| SET TASK |
Reproduce the complete listing without any deviation.

| EXERCISE DATA |

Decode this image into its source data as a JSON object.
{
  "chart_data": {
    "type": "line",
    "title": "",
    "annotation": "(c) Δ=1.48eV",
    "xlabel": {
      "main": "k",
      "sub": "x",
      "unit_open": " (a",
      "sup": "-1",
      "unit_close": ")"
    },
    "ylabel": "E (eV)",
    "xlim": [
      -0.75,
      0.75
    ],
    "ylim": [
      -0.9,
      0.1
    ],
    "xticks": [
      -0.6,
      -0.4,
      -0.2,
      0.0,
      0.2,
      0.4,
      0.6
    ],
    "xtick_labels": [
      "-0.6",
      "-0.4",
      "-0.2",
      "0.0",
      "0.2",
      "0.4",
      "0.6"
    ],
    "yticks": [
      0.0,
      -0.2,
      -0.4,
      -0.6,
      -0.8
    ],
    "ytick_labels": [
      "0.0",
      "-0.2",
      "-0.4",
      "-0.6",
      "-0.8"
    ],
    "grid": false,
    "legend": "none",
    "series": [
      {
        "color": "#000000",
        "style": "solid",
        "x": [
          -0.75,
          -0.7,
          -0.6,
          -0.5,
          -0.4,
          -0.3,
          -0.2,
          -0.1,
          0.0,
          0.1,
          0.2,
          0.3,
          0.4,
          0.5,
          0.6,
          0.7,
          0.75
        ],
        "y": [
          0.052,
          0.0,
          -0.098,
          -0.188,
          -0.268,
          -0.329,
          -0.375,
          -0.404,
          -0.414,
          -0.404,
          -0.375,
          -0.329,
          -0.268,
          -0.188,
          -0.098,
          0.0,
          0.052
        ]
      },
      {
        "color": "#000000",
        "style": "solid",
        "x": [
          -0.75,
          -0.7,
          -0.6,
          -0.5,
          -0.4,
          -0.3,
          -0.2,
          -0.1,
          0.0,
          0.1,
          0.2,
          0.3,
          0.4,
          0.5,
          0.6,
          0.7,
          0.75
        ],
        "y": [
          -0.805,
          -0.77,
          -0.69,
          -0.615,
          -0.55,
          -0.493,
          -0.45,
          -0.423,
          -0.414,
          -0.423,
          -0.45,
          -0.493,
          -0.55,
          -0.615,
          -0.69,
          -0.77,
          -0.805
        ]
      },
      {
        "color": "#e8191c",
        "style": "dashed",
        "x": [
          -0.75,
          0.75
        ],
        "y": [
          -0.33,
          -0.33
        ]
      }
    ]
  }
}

| COMPLETED TASK |
Decode this image into its source data as a JSON object.
{
  "chart_data": {
    "type": "line",
    "title": "",
    "annotation": "(c) Δ=1.48eV",
    "xlabel": {
      "main": "k",
      "sub": "x",
      "unit_open": " (a",
      "sup": "-1",
      "unit_close": ")"
    },
    "ylabel": "E (eV)",
    "xlim": [
      -0.75,
      0.75
    ],
    "ylim": [
      -0.9,
      0.1
    ],
    "xticks": [
      -0.6,
      -0.4,
      -0.2,
      0.0,
      0.2,
      0.4,
      0.6
    ],
    "xtick_labels": [
      "-0.6",
      "-0.4",
      "-0.2",
      "0.0",
      "0.2",
      "0.4",
      "0.6"
    ],
    "yticks": [
      0.0,
      -0.2,
      -0.4,
      -0.6,
      -0.8
    ],
    "ytick_labels": [
      "0.0",
      "-0.2",
      "-0.4",
      "-0.6",
      "-0.8"
    ],
    "grid": false,
    "legend": "none",
    "series": [
      {
        "color": "#000000",
        "style": "solid",
        "x": [
          -0.75,
          -0.7,
          -0.6,
          -0.5,
          -0.4,
          -0.3,
          -0.2,
          -0.1,
          0.0,
          0.1,
          0.2,
          0.3,
          0.4,
          0.5,
          0.6,
          0.7,
          0.75
        ],
        "y": [
          0.052,
          0.0,
          -0.098,
          -0.188,
          -0.268,
          -0.329,
          -0.375,
          -0.404,
          -0.414,
          -0.404,
          -0.375,
          -0.329,
          -0.268,
          -0.188,
          -0.098,
          0.0,
          0.052
        ]
      },
      {
        "color": "#000000",
        "style": "solid",
        "x": [
          -0.75,
          -0.7,
          -0.6,
          -0.5,
          -0.4,
          -0.3,
          -0.2,
          -0.1,
          0.0,
          0.1,
          0.2,
          0.3,
          0.4,
          0.5,
          0.6,
          0.7,
          0.75
        ],
        "y": [
          -0.805,
          -0.77,
          -0.69,
          -0.615,
          -0.55,
          -0.493,
          -0.45,
          -0.423,
          -0.414,
          -0.423,
          -0.45,
          -0.493,
          -0.55,
          -0.615,
          -0.69,
          -0.77,
          -0.805
        ]
      },
      {
        "color": "#e8191c",
        "style": "dashed",
        "x": [
          -0.75,
          0.75
        ],
        "y": [
          -0.33,
          -0.33
        ]
      }
    ]
  }
}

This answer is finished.